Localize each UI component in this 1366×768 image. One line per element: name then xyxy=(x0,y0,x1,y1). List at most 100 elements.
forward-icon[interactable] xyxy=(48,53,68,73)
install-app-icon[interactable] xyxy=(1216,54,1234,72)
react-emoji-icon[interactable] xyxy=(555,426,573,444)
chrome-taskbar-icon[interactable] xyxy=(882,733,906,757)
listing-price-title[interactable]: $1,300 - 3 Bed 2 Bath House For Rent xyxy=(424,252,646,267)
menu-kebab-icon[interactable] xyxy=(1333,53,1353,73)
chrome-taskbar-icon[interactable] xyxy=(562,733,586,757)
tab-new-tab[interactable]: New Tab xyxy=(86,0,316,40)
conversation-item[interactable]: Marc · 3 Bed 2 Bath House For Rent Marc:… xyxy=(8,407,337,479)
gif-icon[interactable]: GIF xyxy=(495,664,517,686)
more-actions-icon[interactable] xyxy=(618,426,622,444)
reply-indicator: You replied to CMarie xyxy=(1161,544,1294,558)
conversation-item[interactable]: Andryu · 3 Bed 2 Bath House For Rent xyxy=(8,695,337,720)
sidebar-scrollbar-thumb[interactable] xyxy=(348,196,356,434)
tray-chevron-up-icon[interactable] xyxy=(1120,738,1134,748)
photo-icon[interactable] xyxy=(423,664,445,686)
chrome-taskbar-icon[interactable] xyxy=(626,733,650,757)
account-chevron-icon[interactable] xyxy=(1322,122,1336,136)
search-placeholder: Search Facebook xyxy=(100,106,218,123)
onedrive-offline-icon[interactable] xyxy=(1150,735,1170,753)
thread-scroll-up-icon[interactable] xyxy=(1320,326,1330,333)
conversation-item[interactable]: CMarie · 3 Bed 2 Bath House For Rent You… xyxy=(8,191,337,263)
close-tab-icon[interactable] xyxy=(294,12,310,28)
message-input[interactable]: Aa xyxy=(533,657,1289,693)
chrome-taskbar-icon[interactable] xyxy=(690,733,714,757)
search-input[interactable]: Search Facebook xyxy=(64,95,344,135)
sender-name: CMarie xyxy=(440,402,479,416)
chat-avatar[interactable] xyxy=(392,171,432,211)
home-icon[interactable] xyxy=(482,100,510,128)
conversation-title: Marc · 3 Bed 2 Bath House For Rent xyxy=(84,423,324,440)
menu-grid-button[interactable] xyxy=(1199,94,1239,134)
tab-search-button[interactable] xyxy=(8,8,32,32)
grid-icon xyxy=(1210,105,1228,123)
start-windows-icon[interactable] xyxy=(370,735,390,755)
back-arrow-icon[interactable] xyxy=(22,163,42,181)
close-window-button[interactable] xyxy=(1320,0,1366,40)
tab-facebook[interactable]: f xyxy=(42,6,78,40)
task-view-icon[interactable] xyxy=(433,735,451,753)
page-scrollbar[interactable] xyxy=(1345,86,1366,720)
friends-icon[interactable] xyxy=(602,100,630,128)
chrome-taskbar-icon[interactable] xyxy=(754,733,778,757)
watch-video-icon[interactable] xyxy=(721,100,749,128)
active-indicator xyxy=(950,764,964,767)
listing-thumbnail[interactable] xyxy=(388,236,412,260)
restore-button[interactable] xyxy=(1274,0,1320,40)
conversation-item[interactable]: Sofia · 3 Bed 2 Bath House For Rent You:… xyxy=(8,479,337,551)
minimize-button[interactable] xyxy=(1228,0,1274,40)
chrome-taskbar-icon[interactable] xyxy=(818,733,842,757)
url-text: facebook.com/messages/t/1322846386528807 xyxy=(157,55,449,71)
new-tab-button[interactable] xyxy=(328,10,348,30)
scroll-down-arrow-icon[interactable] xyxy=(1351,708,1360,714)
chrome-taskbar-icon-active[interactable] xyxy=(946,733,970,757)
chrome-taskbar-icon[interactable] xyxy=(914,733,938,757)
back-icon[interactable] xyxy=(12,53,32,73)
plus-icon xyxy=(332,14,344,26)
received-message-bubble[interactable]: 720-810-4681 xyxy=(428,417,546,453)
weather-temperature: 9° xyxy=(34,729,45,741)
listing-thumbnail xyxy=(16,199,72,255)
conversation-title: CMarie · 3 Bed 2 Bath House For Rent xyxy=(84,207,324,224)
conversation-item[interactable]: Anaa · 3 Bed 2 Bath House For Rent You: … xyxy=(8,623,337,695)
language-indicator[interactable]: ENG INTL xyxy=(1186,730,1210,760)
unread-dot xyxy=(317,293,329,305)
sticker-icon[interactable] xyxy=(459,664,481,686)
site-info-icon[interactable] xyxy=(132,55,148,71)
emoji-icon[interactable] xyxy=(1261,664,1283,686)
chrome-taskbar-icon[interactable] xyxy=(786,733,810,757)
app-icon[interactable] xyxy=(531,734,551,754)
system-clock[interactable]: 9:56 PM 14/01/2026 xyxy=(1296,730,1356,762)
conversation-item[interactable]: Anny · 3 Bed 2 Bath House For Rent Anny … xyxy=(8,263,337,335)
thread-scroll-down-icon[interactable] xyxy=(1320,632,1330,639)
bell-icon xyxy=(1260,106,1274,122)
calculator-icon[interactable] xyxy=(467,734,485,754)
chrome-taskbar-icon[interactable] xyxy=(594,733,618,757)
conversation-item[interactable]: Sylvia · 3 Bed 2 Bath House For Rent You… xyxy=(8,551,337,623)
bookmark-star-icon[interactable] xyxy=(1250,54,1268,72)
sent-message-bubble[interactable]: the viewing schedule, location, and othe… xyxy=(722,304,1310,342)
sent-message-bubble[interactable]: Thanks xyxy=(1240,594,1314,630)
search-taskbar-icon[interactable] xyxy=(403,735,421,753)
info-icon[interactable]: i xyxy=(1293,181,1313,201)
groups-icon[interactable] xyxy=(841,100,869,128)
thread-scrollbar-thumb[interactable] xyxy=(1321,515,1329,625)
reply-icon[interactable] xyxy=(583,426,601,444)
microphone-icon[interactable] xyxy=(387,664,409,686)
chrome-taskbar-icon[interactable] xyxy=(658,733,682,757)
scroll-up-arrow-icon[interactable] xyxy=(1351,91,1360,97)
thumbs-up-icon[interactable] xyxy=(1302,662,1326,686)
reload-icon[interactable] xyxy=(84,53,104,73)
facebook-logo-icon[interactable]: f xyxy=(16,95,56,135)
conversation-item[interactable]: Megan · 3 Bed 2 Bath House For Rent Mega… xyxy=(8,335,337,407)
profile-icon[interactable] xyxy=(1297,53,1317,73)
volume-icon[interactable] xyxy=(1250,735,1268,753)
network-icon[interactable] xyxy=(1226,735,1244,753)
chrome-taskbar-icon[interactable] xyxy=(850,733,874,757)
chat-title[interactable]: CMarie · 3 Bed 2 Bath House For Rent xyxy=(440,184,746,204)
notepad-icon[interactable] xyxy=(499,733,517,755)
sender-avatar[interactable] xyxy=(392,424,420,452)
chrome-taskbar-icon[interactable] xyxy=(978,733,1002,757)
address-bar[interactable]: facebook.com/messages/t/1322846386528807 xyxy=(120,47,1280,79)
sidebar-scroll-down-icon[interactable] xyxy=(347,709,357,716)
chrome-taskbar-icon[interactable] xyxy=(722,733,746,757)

- - -

WORK TO COMPLETE: Beginning at the first line of the records and stopping after the line that contains "tab-new-tab[interactable]: New Tab", reproduce those lines as a numbered list, omitting any blank lines.

EXERCISE SOLUTION:
1. Localize each UI component in this 1366×768 image. One line per element: name then xyxy=(x0,y0,x1,y1). List at most 100 elements.
2. forward-icon[interactable] xyxy=(48,53,68,73)
3. install-app-icon[interactable] xyxy=(1216,54,1234,72)
4. react-emoji-icon[interactable] xyxy=(555,426,573,444)
5. chrome-taskbar-icon[interactable] xyxy=(882,733,906,757)
6. listing-price-title[interactable]: $1,300 - 3 Bed 2 Bath House For Rent xyxy=(424,252,646,267)
7. menu-kebab-icon[interactable] xyxy=(1333,53,1353,73)
8. chrome-taskbar-icon[interactable] xyxy=(562,733,586,757)
9. tab-new-tab[interactable]: New Tab xyxy=(86,0,316,40)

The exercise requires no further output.